Dataset records —

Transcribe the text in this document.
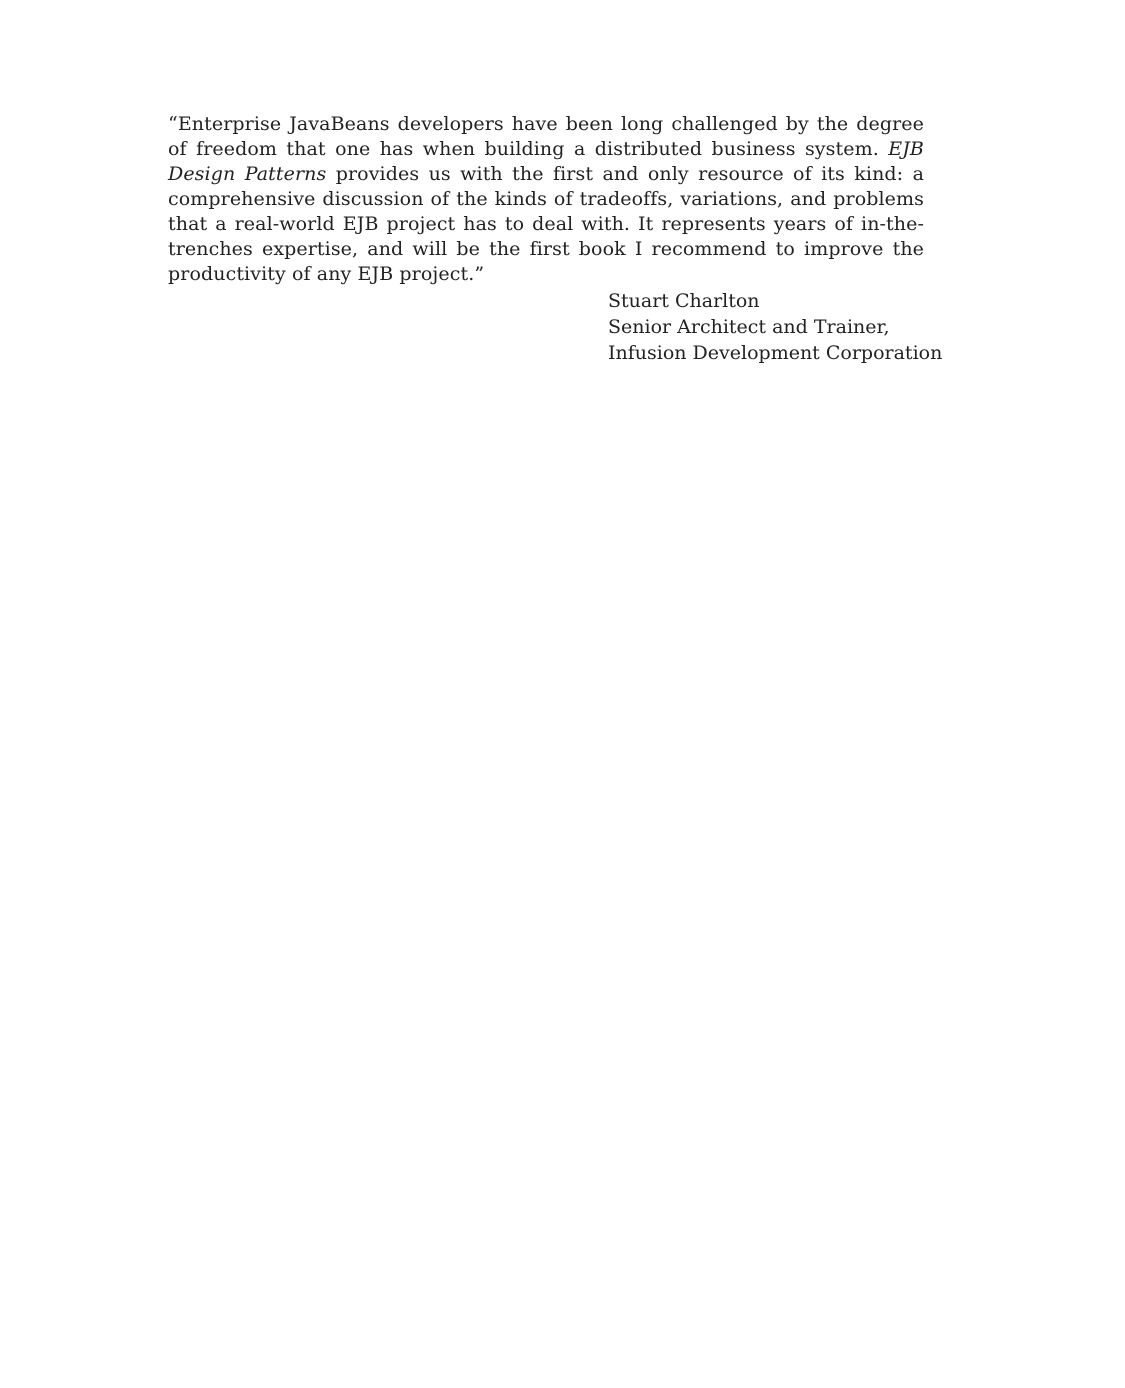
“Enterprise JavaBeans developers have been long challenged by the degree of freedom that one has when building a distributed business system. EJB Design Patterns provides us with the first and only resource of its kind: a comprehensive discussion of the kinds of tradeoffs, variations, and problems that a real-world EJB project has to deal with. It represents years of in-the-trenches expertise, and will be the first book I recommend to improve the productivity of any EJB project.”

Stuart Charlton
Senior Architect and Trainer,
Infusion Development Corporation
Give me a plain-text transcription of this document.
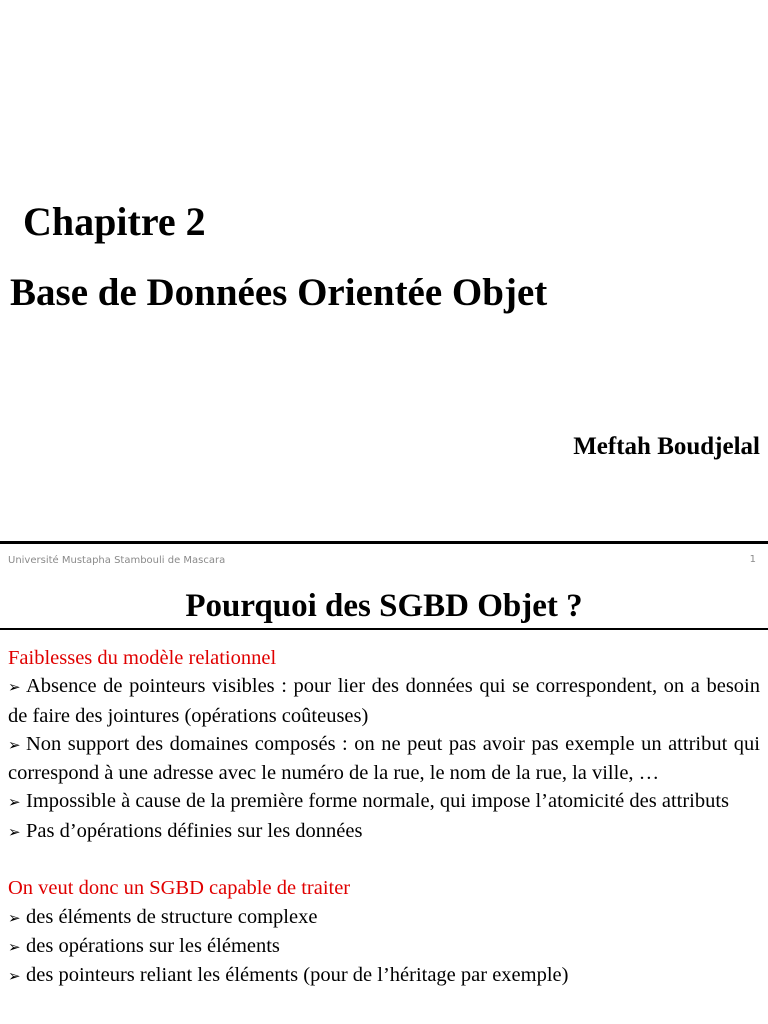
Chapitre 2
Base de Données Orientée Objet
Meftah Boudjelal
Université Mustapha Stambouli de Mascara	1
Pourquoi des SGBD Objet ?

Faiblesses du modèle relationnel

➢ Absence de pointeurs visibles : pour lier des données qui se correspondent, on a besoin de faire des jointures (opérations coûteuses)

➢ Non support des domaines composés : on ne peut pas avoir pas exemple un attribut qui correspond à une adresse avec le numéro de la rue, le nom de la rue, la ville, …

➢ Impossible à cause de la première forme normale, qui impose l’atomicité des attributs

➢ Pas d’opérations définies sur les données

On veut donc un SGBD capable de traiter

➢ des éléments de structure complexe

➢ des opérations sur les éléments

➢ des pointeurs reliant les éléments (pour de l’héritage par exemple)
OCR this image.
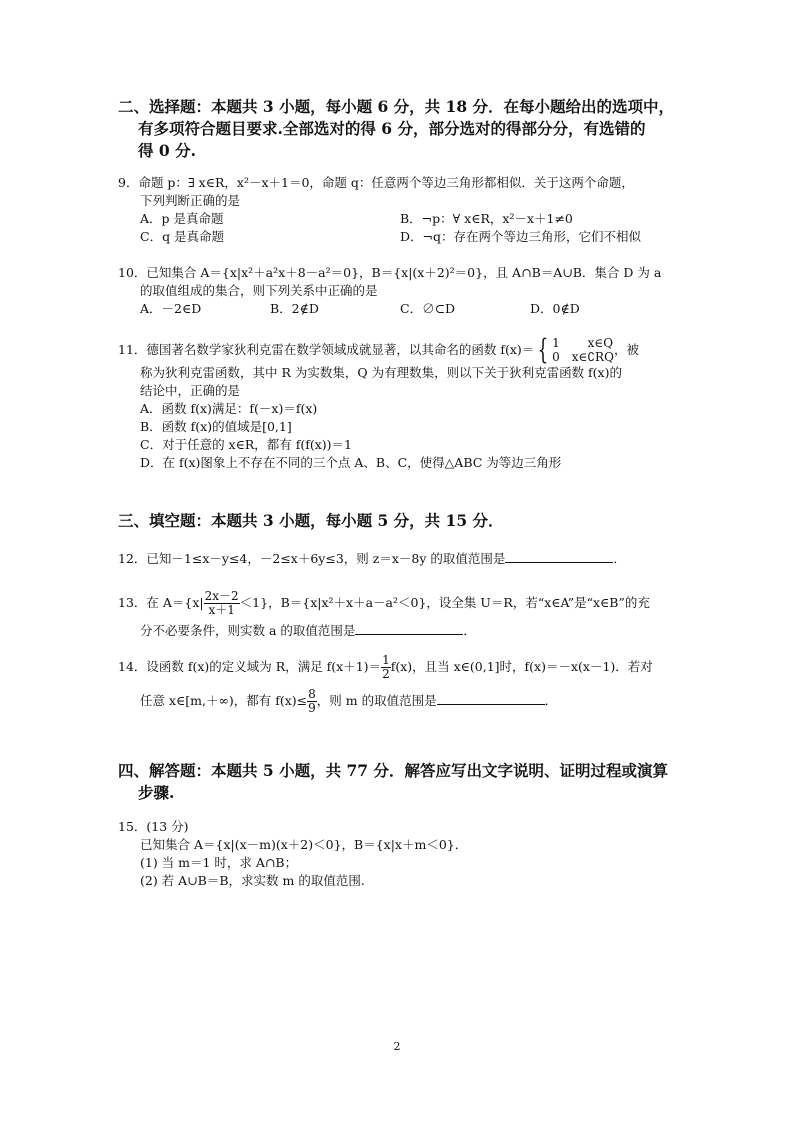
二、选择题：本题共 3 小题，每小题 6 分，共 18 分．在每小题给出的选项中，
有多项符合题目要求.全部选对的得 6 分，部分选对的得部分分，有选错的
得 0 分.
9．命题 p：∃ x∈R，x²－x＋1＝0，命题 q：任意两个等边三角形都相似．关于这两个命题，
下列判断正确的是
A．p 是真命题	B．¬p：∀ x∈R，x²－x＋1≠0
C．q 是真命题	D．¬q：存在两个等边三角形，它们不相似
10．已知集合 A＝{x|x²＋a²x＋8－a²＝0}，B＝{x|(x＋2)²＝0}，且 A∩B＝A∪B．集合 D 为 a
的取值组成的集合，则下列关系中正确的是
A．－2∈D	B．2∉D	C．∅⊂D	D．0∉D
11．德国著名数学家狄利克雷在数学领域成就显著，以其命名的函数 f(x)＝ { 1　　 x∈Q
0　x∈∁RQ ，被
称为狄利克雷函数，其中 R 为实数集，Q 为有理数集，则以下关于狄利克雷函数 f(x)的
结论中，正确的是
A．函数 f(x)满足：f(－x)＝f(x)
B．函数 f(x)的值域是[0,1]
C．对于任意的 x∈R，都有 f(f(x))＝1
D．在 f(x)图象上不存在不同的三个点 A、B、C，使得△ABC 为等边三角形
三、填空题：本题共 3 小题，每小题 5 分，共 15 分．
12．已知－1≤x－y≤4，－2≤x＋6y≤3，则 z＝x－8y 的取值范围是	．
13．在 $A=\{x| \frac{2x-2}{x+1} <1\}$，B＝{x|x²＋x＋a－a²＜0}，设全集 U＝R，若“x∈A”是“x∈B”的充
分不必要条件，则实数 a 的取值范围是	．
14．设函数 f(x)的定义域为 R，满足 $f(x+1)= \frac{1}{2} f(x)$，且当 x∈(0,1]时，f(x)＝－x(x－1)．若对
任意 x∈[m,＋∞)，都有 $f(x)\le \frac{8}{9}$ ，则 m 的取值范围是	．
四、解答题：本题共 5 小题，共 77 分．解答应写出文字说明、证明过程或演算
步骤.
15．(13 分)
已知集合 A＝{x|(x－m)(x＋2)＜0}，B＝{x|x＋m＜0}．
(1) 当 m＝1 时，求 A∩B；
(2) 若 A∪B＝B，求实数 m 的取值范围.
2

Stated task —
Keep the pictures out of the copy and return the rest of the data above exactly.

Output below —
Transcribe the text in this document.
“Enterprise JavaBeans developers have been long challenged by the degree of freedom that one has when building a distributed business system. EJB Design Patterns provides us with the first and only resource of its kind: a comprehensive discussion of the kinds of tradeoffs, variations, and problems that a real-world EJB project has to deal with. It represents years of in-the-trenches expertise, and will be the first book I recommend to improve the productivity of any EJB project.”

Stuart Charlton
Senior Architect and Trainer,
Infusion Development Corporation
Give me a plain-text transcription of this document.
Chapitre 2
Base de Données Orientée Objet
Meftah Boudjelal
Université Mustapha Stambouli de Mascara	1
Pourquoi des SGBD Objet ?

Faiblesses du modèle relationnel

➢ Absence de pointeurs visibles : pour lier des données qui se correspondent, on a besoin de faire des jointures (opérations coûteuses)

➢ Non support des domaines composés : on ne peut pas avoir pas exemple un attribut qui correspond à une adresse avec le numéro de la rue, le nom de la rue, la ville, …

➢ Impossible à cause de la première forme normale, qui impose l’atomicité des attributs

➢ Pas d’opérations définies sur les données

On veut donc un SGBD capable de traiter

➢ des éléments de structure complexe

➢ des opérations sur les éléments

➢ des pointeurs reliant les éléments (pour de l’héritage par exemple)
OCR this image.
二、选择题：本题共 3 小题，每小题 6 分，共 18 分．在每小题给出的选项中，
有多项符合题目要求.全部选对的得 6 分，部分选对的得部分分，有选错的
得 0 分.
9．命题 p：∃ x∈R，x²－x＋1＝0，命题 q：任意两个等边三角形都相似．关于这两个命题，
下列判断正确的是
A．p 是真命题	B．¬p：∀ x∈R，x²－x＋1≠0
C．q 是真命题	D．¬q：存在两个等边三角形，它们不相似
10．已知集合 A＝{x|x²＋a²x＋8－a²＝0}，B＝{x|(x＋2)²＝0}，且 A∩B＝A∪B．集合 D 为 a
的取值组成的集合，则下列关系中正确的是
A．－2∈D	B．2∉D	C．∅⊂D	D．0∉D
11．德国著名数学家狄利克雷在数学领域成就显著，以其命名的函数 f(x)＝ { 1　　 x∈Q
0　x∈∁RQ ，被
称为狄利克雷函数，其中 R 为实数集，Q 为有理数集，则以下关于狄利克雷函数 f(x)的
结论中，正确的是
A．函数 f(x)满足：f(－x)＝f(x)
B．函数 f(x)的值域是[0,1]
C．对于任意的 x∈R，都有 f(f(x))＝1
D．在 f(x)图象上不存在不同的三个点 A、B、C，使得△ABC 为等边三角形
三、填空题：本题共 3 小题，每小题 5 分，共 15 分．
12．已知－1≤x－y≤4，－2≤x＋6y≤3，则 z＝x－8y 的取值范围是	．
13．在 $A=\{x| \frac{2x-2}{x+1} <1\}$，B＝{x|x²＋x＋a－a²＜0}，设全集 U＝R，若“x∈A”是“x∈B”的充
分不必要条件，则实数 a 的取值范围是	．
14．设函数 f(x)的定义域为 R，满足 $f(x+1)= \frac{1}{2} f(x)$，且当 x∈(0,1]时，f(x)＝－x(x－1)．若对
任意 x∈[m,＋∞)，都有 $f(x)\le \frac{8}{9}$ ，则 m 的取值范围是	．
四、解答题：本题共 5 小题，共 77 分．解答应写出文字说明、证明过程或演算
步骤.
15．(13 分)
已知集合 A＝{x|(x－m)(x＋2)＜0}，B＝{x|x＋m＜0}．
(1) 当 m＝1 时，求 A∩B；
(2) 若 A∪B＝B，求实数 m 的取值范围.
2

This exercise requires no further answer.